__Set problem__. Please say how many lines of the listing hold "业务指标", with no other words in the answer.

__Material shown__.

--------------------

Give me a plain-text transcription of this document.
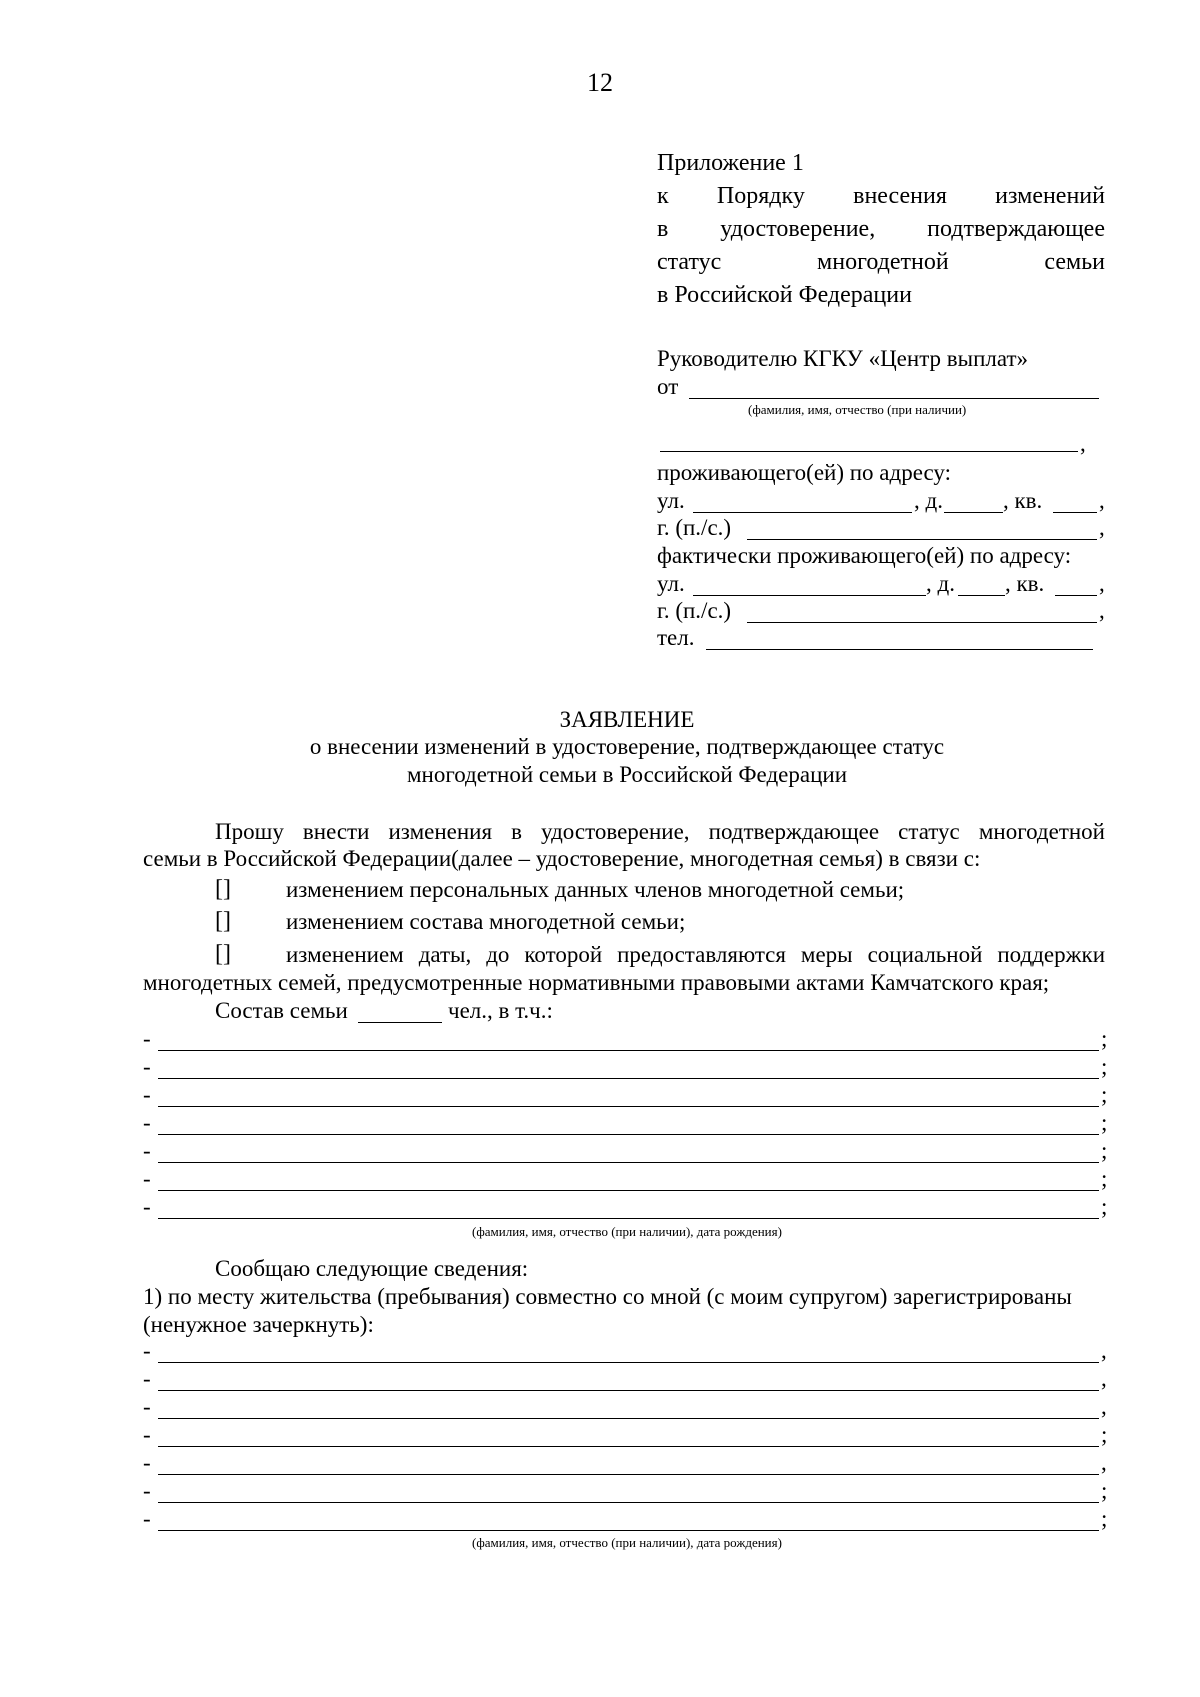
12
Приложение 1
к Порядку внесения изменений
в удостоверение, подтверждающее
статус многодетной семьи
в Российской Федерации
Руководителю КГКУ «Центр выплат»
от
(фамилия, имя, отчество (при наличии)
,
проживающего(ей) по адресу:
ул.	, д.	, кв. ,
г. (п./с.)	,
фактически проживающего(ей) по адресу:
ул.	, д. , кв. ,
г. (п./с.)	,
тел.
ЗАЯВЛЕНИЕ
о внесении изменений в удостоверение, подтверждающее статус
многодетной семьи в Российской Федерации
Прошу внести изменения в удостоверение, подтверждающее статус многодетной
семьи в Российской Федерации(далее – удостоверение, многодетная семья) в связи с:
[] изменением персональных данных членов многодетной семьи;
[] изменением состава многодетной семьи;
[] изменением даты, до которой предоставляются меры социальной поддержки
многодетных семей, предусмотренные нормативными правовыми актами Камчатского края;
Состав семьи	чел., в т.ч.:
-	;
-	;
-	;
-	;
-	;
-	;
-	;
(фамилия, имя, отчество (при наличии), дата рождения)
Сообщаю следующие сведения:
1) по месту жительства (пребывания) совместно со мной (с моим супругом) зарегистрированы
(ненужное зачеркнуть):
-	,
-	,
-	,
-	;
-	,
-	;
-	;
(фамилия, имя, отчество (при наличии), дата рождения)
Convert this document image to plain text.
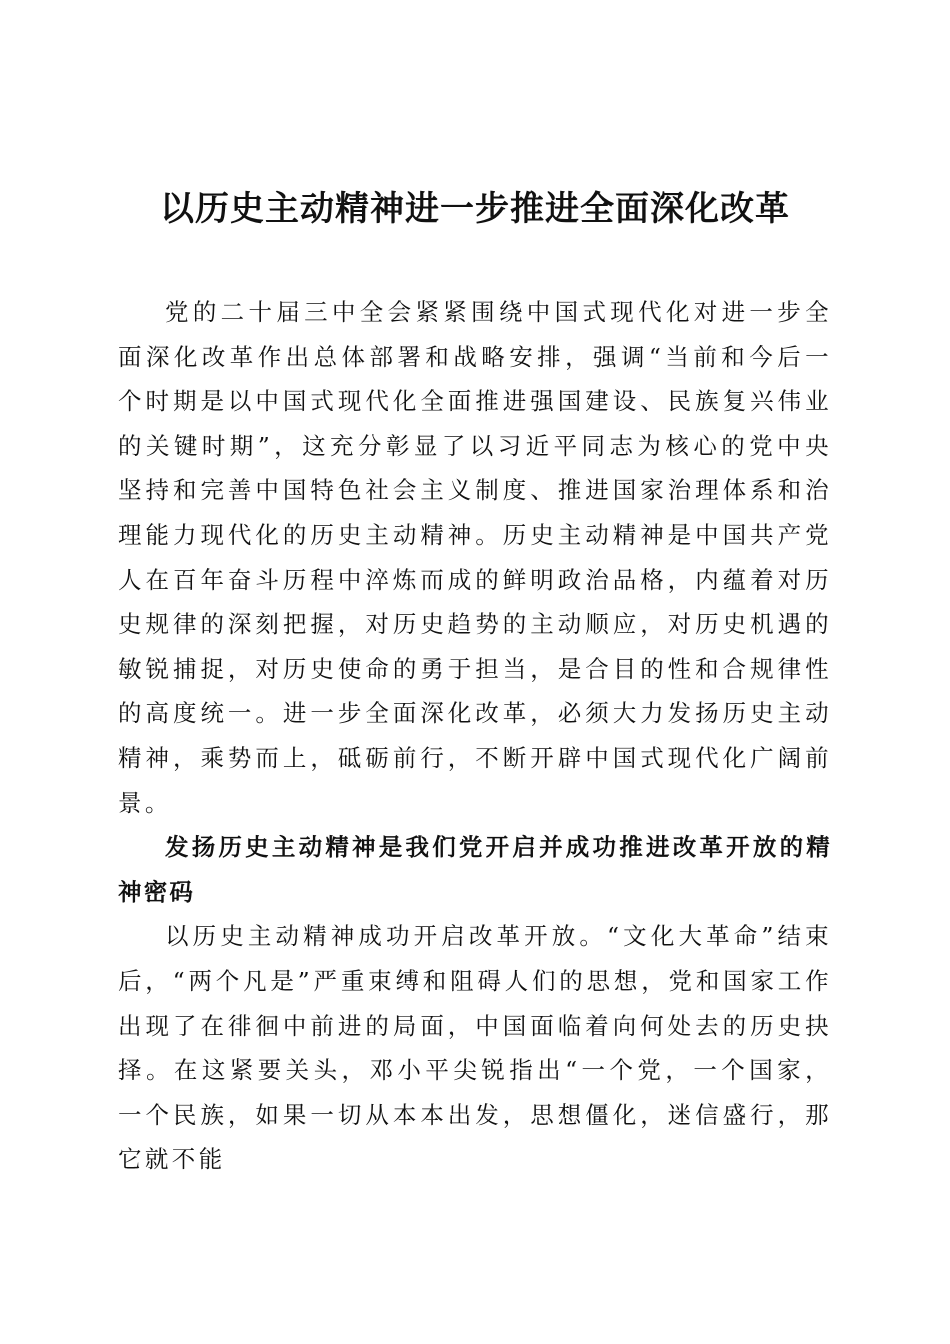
以历史主动精神进一步推进全面深化改革

党的二十届三中全会紧紧围绕中国式现代化对进一步全面深化改革作出总体部署和战略安排，强调“当前和今后一个时期是以中国式现代化全面推进强国建设、民族复兴伟业的关键时期”，这充分彰显了以习近平同志为核心的党中央坚持和完善中国特色社会主义制度、推进国家治理体系和治理能力现代化的历史主动精神。历史主动精神是中国共产党人在百年奋斗历程中淬炼而成的鲜明政治品格，内蕴着对历史规律的深刻把握，对历史趋势的主动顺应，对历史机遇的敏锐捕捉，对历史使命的勇于担当，是合目的性和合规律性的高度统一。进一步全面深化改革，必须大力发扬历史主动精神，乘势而上，砥砺前行，不断开辟中国式现代化广阔前景。

发扬历史主动精神是我们党开启并成功推进改革开放的精神密码

以历史主动精神成功开启改革开放。“文化大革命”结束后，“两个凡是”严重束缚和阻碍人们的思想，党和国家工作出现了在徘徊中前进的局面，中国面临着向何处去的历史抉择。在这紧要关头，邓小平尖锐指出“一个党，一个国家，一个民族，如果一切从本本出发，思想僵化，迷信盛行，那它就不能
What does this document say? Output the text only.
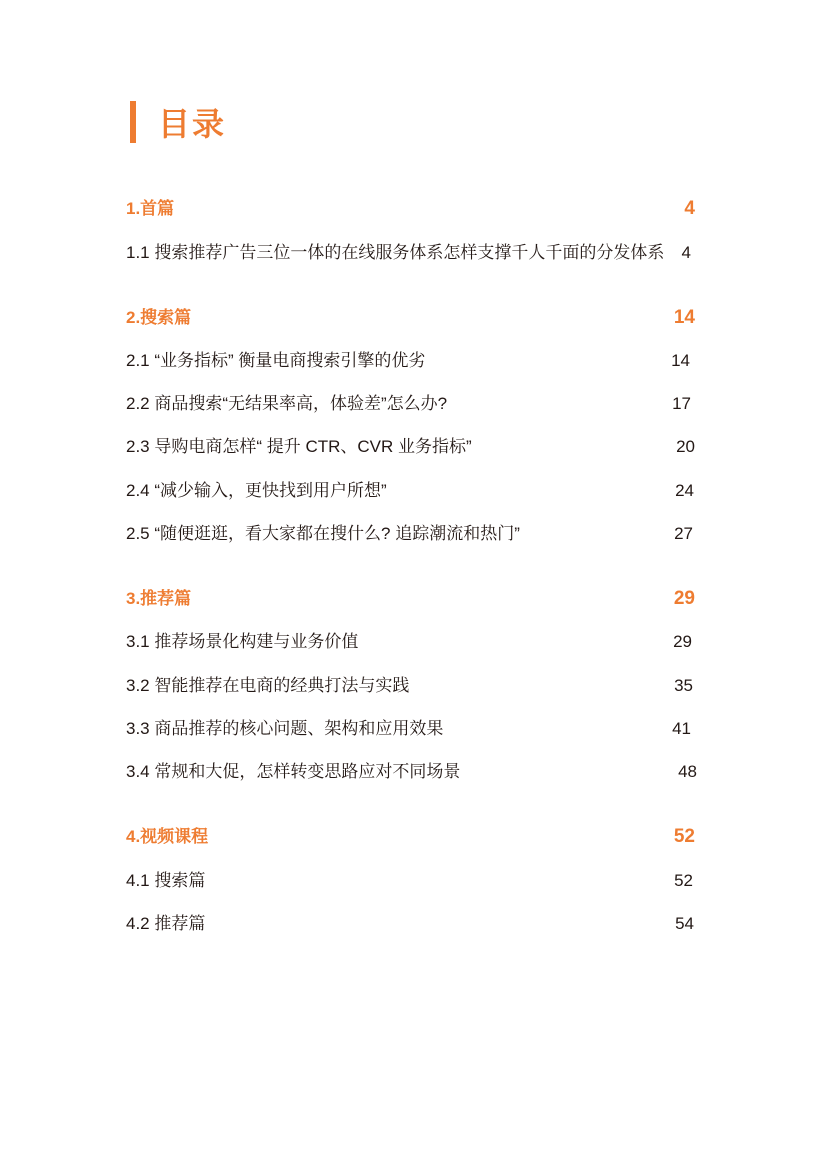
目录
1.首篇	4
1.1 搜索推荐广告三位一体的在线服务体系怎样支撑千人千面的分发体系 4
2.搜索篇	14
2.1 “业务指标” 衡量电商搜索引擎的优劣	14
2.2 商品搜索“无结果率高，体验差”怎么办?	17
2.3 导购电商怎样“ 提升 CTR、CVR 业务指标”	20
2.4 “减少输入，更快找到用户所想”	24
2.5 “随便逛逛，看大家都在搜什么? 追踪潮流和热门”	27
3.推荐篇	29
3.1 推荐场景化构建与业务价值	29
3.2 智能推荐在电商的经典打法与实践	35
3.3 商品推荐的核心问题、架构和应用效果	41
3.4 常规和大促，怎样转变思路应对不同场景	48
4.视频课程	52
4.1 搜索篇	52
4.2 推荐篇	54
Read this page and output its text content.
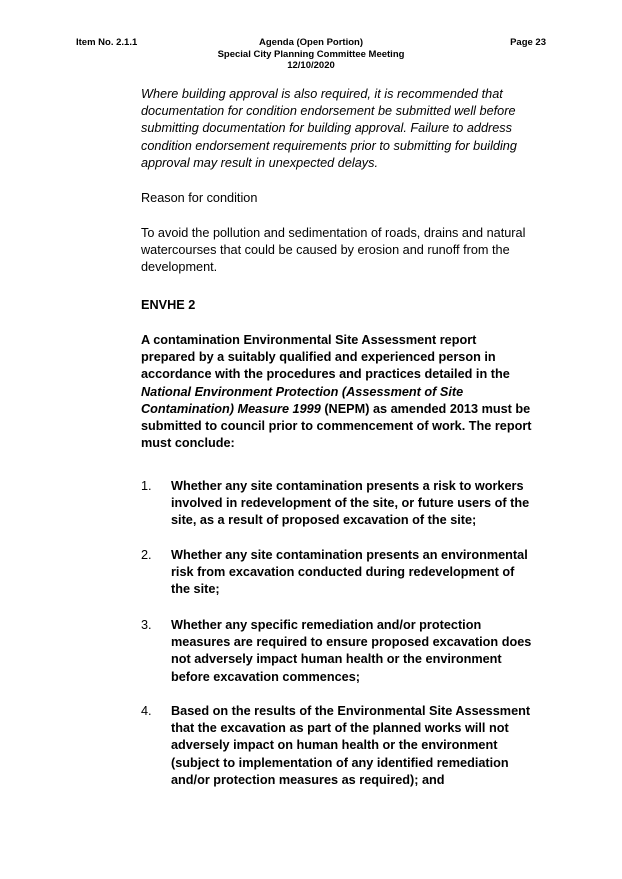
Item No. 2.1.1	Agenda (Open Portion)
Special City Planning Committee Meeting
12/10/2020
Page 23
Where building approval is also required, it is recommended that documentation for condition endorsement be submitted well before submitting documentation for building approval. Failure to address condition endorsement requirements prior to submitting for building approval may result in unexpected delays.
Reason for condition
To avoid the pollution and sedimentation of roads, drains and natural watercourses that could be caused by erosion and runoff from the development.
ENVHE 2
A contamination Environmental Site Assessment report prepared by a suitably qualified and experienced person in accordance with the procedures and practices detailed in the National Environment Protection (Assessment of Site Contamination) Measure 1999 (NEPM) as amended 2013 must be submitted to council prior to commencement of work. The report must conclude:
1. Whether any site contamination presents a risk to workers involved in redevelopment of the site, or future users of the site, as a result of proposed excavation of the site;
2. Whether any site contamination presents an environmental risk from excavation conducted during redevelopment of the site;
3. Whether any specific remediation and/or protection measures are required to ensure proposed excavation does not adversely impact human health or the environment before excavation commences;
4. Based on the results of the Environmental Site Assessment that the excavation as part of the planned works will not adversely impact on human health or the environment (subject to implementation of any identified remediation and/or protection measures as required); and
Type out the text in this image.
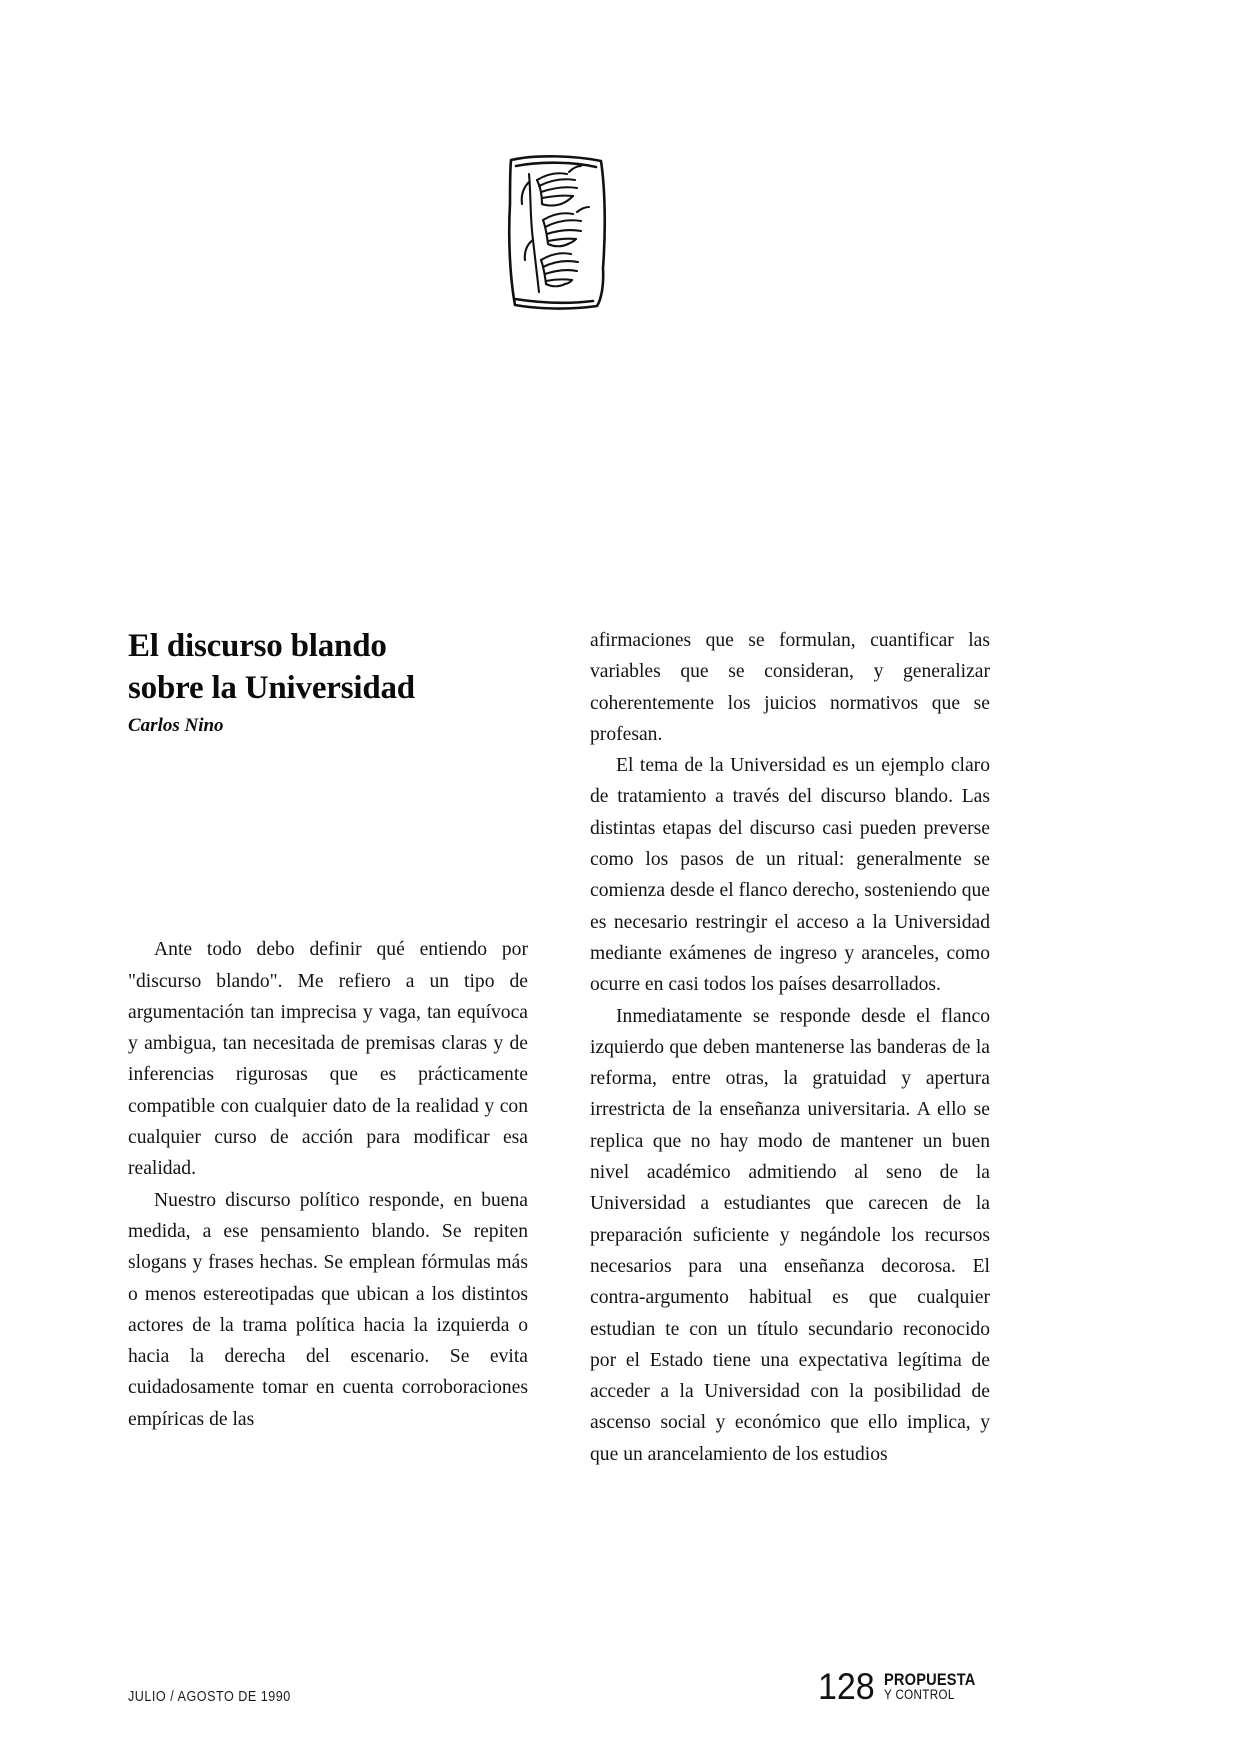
El discurso blando
sobre la Universidad

Carlos Nino

Ante todo debo definir qué entiendo por "discurso blando". Me refiero a un tipo de argumentación tan imprecisa y vaga, tan equívoca y ambigua, tan necesitada de premisas claras y de inferencias rigurosas que es prácticamente compatible con cualquier dato de la realidad y con cualquier curso de acción para modificar esa realidad.

Nuestro discurso político responde, en buena medida, a ese pensamiento blando. Se repiten slogans y frases hechas. Se emplean fórmulas más o menos estereotipadas que ubican a los distintos actores de la trama política hacia la izquierda o hacia la derecha del escenario. Se evita cuidadosamente tomar en cuenta corroboraciones empíricas de las

afirmaciones que se formulan, cuantificar las variables que se consideran, y generalizar coherentemente los juicios normativos que se profesan.

El tema de la Universidad es un ejemplo claro de tratamiento a través del discurso blando. Las distintas etapas del discurso casi pueden preverse como los pasos de un ritual: generalmente se comienza desde el flanco derecho, sosteniendo que es necesario restringir el acceso a la Universidad mediante exámenes de ingreso y aranceles, como ocurre en casi todos los países desarrollados.

Inmediatamente se responde desde el flanco izquierdo que deben mantenerse las banderas de la reforma, entre otras, la gratuidad y apertura irrestricta de la enseñanza universitaria. A ello se replica que no hay modo de mantener un buen nivel académico admitiendo al seno de la Universidad a estudiantes que carecen de la preparación suficiente y negándole los recursos necesarios para una enseñanza decorosa. El contra-argumento habitual es que cualquier estudian te con un título secundario reconocido por el Estado tiene una expectativa legítima de acceder a la Universidad con la posibilidad de ascenso social y económico que ello implica, y que un arancelamiento de los estudios

JULIO / AGOSTO DE 1990	128 PROPUESTA
Y CONTROL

--------------------

__Task response__. 2